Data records
§ §

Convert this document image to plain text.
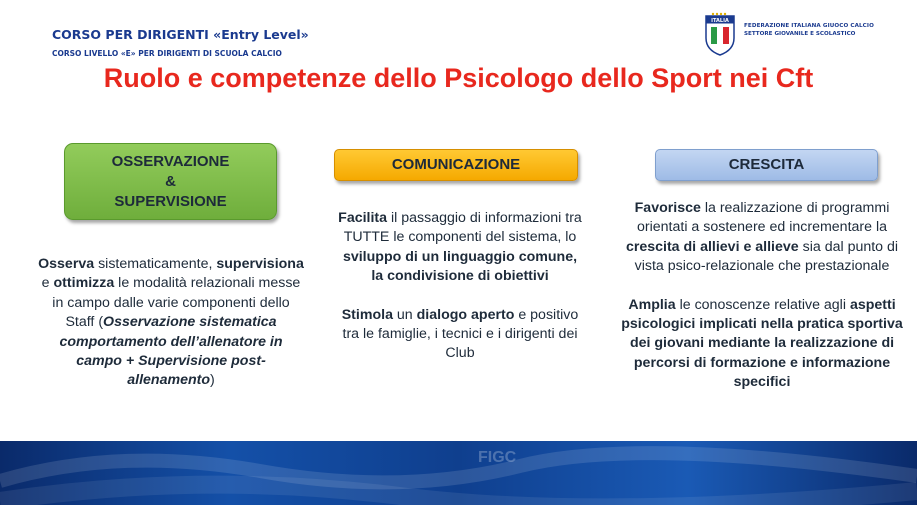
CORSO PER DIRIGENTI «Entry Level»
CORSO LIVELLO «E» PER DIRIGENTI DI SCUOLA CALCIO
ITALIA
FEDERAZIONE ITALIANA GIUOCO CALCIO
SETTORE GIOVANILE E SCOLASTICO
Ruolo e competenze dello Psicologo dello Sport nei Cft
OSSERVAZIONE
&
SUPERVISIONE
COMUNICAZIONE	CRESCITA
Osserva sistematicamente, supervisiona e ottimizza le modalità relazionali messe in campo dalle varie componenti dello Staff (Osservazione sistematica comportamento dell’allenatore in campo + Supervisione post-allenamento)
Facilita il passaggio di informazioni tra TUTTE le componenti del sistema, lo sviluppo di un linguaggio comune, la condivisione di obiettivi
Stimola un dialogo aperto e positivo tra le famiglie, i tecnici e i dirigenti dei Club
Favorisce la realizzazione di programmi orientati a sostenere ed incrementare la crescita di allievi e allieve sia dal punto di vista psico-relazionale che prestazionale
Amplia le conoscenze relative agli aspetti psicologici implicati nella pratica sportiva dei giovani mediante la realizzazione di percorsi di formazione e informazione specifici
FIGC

§ §

▶ _STATED EXERCISE_: Leave the pictures out, and print every line of the listing exactly as written.

▶ _RESULT FOR THIS EXERCISE_:
Convert this document image to plain text.
CORSO PER DIRIGENTI «Entry Level»
CORSO LIVELLO «E» PER DIRIGENTI DI SCUOLA CALCIO
ITALIA
FEDERAZIONE ITALIANA GIUOCO CALCIO
SETTORE GIOVANILE E SCOLASTICO
Ruolo e competenze dello Psicologo dello Sport nei Cft
OSSERVAZIONE
&
SUPERVISIONE
COMUNICAZIONE	CRESCITA
Osserva sistematicamente, supervisiona e ottimizza le modalità relazionali messe in campo dalle varie componenti dello Staff (Osservazione sistematica comportamento dell’allenatore in campo + Supervisione post-allenamento)
Facilita il passaggio di informazioni tra TUTTE le componenti del sistema, lo sviluppo di un linguaggio comune, la condivisione di obiettivi
Stimola un dialogo aperto e positivo tra le famiglie, i tecnici e i dirigenti dei Club
Favorisce la realizzazione di programmi orientati a sostenere ed incrementare la crescita di allievi e allieve sia dal punto di vista psico-relazionale che prestazionale
Amplia le conoscenze relative agli aspetti psicologici implicati nella pratica sportiva dei giovani mediante la realizzazione di percorsi di formazione e informazione specifici
FIGC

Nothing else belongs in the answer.